**TASK**
Retype, without alteration, each line from the line containing "Extract all readable text from this page." to the final line of the records.

**INPUT FOR THIS TASK**
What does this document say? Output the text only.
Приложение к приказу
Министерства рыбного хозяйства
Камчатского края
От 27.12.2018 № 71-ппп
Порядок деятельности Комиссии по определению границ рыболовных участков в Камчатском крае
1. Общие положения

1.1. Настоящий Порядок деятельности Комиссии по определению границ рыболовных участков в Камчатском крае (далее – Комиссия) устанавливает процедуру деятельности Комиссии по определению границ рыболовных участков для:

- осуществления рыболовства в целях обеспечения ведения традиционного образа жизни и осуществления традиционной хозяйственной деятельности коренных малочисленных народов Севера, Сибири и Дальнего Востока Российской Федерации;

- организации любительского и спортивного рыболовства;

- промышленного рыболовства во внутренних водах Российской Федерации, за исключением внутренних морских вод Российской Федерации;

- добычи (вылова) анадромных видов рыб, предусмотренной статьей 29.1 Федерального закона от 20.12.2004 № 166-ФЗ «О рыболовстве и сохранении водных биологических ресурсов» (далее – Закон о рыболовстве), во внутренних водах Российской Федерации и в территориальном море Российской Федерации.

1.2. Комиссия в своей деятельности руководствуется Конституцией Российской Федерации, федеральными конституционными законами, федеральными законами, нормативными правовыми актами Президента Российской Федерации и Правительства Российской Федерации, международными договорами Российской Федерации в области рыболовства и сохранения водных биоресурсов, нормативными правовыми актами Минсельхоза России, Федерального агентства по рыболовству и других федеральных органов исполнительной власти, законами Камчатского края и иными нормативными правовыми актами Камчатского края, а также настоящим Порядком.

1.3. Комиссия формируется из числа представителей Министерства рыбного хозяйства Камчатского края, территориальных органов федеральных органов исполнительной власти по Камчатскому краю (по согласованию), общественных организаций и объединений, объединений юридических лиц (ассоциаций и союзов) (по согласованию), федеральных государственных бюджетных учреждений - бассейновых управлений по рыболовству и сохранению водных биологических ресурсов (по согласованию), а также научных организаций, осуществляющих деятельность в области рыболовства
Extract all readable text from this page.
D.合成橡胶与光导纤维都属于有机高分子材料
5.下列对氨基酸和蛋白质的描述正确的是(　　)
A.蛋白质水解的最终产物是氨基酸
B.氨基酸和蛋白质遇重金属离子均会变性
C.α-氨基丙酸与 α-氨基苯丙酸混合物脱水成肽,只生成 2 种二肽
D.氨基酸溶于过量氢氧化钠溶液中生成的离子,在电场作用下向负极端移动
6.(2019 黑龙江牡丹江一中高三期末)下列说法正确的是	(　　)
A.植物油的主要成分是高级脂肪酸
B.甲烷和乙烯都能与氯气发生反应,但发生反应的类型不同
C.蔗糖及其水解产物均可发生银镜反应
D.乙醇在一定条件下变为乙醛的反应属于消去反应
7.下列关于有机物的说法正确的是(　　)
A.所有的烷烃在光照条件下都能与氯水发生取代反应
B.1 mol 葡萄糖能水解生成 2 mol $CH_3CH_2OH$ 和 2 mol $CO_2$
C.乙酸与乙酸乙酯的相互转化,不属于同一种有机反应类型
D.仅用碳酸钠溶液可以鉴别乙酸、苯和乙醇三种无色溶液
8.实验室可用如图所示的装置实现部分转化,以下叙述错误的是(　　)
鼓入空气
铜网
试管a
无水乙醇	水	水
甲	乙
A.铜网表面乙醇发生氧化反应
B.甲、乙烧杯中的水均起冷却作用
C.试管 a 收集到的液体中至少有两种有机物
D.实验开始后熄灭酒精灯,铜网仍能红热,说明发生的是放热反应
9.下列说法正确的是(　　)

**ANSWER TO THIS TASK**
Extract all readable text from this page.
D.合成橡胶与光导纤维都属于有机高分子材料
5.下列对氨基酸和蛋白质的描述正确的是(　　)
A.蛋白质水解的最终产物是氨基酸
B.氨基酸和蛋白质遇重金属离子均会变性
C.α-氨基丙酸与 α-氨基苯丙酸混合物脱水成肽,只生成 2 种二肽
D.氨基酸溶于过量氢氧化钠溶液中生成的离子,在电场作用下向负极端移动
6.(2019 黑龙江牡丹江一中高三期末)下列说法正确的是	(　　)
A.植物油的主要成分是高级脂肪酸
B.甲烷和乙烯都能与氯气发生反应,但发生反应的类型不同
C.蔗糖及其水解产物均可发生银镜反应
D.乙醇在一定条件下变为乙醛的反应属于消去反应
7.下列关于有机物的说法正确的是(　　)
A.所有的烷烃在光照条件下都能与氯水发生取代反应
B.1 mol 葡萄糖能水解生成 2 mol $CH_3CH_2OH$ 和 2 mol $CO_2$
C.乙酸与乙酸乙酯的相互转化,不属于同一种有机反应类型
D.仅用碳酸钠溶液可以鉴别乙酸、苯和乙醇三种无色溶液
8.实验室可用如图所示的装置实现部分转化,以下叙述错误的是(　　)
鼓入空气
铜网
试管a
无水乙醇	水	水
甲	乙
A.铜网表面乙醇发生氧化反应
B.甲、乙烧杯中的水均起冷却作用
C.试管 a 收集到的液体中至少有两种有机物
D.实验开始后熄灭酒精灯,铜网仍能红热,说明发生的是放热反应
9.下列说法正确的是(　　)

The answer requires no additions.